● Supplied information
■ ■ ■ ■ ■

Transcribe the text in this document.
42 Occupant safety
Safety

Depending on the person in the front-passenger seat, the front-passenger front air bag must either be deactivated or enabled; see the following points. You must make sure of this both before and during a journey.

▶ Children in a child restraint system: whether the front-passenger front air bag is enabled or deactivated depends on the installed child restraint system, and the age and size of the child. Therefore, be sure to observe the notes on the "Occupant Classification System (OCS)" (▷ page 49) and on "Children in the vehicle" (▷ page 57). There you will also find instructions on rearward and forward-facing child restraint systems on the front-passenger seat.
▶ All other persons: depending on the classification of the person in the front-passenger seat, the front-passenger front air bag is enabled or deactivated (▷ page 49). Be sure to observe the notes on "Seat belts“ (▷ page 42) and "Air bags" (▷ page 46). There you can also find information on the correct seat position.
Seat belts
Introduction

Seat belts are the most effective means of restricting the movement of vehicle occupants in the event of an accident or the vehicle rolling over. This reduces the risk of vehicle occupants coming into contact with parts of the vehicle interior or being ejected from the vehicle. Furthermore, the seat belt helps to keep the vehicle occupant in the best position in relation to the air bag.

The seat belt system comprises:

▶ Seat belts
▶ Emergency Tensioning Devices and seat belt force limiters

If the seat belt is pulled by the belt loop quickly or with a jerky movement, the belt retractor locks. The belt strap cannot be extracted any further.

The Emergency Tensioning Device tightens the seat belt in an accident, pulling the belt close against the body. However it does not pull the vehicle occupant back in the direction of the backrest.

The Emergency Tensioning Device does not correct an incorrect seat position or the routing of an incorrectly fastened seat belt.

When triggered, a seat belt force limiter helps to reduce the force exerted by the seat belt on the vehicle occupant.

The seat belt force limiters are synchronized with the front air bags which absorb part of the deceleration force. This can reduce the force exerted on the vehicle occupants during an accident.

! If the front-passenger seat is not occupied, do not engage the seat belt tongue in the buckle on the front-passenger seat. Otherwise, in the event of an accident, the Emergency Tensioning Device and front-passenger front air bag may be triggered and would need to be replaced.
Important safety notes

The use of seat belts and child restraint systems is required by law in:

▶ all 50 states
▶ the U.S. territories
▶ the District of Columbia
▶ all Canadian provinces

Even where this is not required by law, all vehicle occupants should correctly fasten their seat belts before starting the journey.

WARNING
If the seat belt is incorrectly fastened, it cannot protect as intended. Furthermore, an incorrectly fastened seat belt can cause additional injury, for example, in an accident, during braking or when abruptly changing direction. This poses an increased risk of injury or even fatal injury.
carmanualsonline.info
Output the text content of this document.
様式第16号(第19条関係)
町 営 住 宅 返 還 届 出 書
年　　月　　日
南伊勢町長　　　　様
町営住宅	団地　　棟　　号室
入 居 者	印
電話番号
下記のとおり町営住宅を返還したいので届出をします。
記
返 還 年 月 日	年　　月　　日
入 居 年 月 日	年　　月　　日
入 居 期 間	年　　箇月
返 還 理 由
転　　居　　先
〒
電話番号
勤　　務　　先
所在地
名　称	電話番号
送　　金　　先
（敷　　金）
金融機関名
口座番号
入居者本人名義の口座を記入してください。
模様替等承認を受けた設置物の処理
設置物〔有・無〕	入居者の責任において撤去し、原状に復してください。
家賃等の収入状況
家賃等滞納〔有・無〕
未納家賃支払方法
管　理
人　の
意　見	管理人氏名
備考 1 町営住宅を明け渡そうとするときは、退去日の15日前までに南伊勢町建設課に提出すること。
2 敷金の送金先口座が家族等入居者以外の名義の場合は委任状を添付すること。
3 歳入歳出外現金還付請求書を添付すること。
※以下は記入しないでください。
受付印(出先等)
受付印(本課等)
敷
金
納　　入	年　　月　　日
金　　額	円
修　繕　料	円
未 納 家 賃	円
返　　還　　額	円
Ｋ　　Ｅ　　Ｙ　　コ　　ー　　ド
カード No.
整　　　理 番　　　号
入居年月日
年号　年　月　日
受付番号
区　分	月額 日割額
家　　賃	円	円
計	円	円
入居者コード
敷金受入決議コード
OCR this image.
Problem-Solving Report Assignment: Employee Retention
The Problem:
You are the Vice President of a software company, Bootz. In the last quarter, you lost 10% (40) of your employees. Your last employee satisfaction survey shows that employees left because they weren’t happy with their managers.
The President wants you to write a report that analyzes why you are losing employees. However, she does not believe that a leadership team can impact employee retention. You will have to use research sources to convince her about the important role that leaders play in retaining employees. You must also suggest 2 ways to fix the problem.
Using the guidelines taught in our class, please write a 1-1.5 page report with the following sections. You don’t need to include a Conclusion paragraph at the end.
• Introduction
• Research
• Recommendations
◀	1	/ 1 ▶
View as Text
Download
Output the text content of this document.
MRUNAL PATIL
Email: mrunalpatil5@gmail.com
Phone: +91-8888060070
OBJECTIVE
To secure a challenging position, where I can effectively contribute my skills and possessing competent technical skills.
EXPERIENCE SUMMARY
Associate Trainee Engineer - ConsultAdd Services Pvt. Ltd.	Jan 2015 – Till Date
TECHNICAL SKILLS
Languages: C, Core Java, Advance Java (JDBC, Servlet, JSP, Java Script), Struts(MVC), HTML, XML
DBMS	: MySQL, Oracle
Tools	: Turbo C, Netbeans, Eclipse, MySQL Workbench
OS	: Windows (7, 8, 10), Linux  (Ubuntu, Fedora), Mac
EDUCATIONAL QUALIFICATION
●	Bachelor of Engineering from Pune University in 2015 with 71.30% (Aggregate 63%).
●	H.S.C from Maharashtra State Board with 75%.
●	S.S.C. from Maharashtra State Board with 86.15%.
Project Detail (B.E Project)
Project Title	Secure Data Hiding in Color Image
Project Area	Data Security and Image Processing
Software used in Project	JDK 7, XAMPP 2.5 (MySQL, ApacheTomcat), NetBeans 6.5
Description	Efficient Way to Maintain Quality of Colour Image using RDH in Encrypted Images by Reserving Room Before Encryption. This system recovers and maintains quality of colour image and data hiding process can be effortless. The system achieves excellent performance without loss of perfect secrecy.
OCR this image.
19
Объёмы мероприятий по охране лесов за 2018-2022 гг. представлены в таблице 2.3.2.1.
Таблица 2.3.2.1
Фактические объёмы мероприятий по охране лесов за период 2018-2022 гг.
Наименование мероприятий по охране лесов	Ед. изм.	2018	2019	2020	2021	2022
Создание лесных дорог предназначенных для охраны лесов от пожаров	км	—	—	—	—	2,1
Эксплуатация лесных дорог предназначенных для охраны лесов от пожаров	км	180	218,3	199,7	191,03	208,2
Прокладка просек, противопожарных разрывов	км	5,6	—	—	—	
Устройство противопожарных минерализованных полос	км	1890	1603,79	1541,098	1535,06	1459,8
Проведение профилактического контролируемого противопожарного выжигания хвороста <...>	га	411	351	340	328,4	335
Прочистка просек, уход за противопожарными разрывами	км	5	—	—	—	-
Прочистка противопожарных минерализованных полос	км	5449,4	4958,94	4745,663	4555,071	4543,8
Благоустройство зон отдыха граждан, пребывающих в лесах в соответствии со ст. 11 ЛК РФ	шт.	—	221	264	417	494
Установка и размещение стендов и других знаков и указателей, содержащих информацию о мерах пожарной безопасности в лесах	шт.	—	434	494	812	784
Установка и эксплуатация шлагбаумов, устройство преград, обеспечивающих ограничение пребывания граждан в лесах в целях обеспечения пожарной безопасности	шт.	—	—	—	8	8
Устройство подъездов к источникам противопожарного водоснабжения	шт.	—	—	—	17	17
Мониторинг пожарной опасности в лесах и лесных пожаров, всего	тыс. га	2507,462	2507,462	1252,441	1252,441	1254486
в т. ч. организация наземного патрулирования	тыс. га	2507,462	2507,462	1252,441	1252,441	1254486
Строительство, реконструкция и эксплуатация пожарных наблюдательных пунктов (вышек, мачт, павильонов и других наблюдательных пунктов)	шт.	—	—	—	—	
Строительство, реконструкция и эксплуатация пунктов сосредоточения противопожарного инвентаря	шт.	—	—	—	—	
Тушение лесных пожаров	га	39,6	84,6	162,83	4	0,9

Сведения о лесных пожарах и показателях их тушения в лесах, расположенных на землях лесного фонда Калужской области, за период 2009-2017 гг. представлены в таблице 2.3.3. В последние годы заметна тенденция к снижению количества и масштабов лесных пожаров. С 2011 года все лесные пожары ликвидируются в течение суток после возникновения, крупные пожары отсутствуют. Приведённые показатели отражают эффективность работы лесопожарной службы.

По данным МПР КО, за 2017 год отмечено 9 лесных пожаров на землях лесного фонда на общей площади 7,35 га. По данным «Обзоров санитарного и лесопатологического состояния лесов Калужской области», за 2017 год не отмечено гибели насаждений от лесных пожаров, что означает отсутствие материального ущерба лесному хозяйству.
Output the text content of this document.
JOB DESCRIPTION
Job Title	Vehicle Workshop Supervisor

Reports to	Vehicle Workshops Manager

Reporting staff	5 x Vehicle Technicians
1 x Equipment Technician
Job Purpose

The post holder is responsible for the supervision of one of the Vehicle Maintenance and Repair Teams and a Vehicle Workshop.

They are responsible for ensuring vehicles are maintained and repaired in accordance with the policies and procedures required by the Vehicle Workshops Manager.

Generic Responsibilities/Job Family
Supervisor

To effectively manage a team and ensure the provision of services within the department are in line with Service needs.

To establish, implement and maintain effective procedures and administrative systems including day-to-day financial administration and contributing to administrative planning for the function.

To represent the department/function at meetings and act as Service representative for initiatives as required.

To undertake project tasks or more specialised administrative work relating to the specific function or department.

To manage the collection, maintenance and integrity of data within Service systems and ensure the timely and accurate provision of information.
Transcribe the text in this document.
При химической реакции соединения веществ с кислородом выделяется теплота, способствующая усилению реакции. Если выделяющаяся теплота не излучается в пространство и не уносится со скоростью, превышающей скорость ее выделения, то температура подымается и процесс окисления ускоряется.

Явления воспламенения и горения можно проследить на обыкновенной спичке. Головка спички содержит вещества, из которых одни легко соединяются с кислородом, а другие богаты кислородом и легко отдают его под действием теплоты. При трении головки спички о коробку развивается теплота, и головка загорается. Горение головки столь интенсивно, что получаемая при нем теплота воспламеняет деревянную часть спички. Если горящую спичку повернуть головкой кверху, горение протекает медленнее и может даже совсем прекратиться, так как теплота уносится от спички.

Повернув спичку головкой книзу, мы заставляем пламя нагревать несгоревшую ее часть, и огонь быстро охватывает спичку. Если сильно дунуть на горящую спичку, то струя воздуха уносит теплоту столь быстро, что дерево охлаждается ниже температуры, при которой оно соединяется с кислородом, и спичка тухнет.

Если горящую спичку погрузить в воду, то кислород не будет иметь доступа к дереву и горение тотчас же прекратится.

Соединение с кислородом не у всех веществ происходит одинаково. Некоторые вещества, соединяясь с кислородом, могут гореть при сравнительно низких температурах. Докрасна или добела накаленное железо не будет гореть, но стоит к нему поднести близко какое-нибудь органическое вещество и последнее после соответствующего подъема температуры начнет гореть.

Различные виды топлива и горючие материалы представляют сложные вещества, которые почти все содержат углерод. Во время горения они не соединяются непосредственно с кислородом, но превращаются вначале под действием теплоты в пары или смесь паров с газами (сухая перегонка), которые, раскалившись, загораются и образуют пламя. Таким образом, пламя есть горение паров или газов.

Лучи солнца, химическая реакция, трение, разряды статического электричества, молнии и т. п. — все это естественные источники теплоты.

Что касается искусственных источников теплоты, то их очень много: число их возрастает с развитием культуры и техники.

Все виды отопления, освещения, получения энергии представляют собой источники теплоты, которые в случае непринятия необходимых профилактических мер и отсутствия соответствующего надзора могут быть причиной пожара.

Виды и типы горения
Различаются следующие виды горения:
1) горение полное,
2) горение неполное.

■ ■ ■ ■ ■

● Challenge
Where a line in the entries holds the word "administrative", copy that line.

● Task response
To establish, implement and maintain effective procedures and administrative systems including day-to-day financial administration and contributing to administrative planning for the function.
To undertake project tasks or more specialised administrative work relating to the specific function or department.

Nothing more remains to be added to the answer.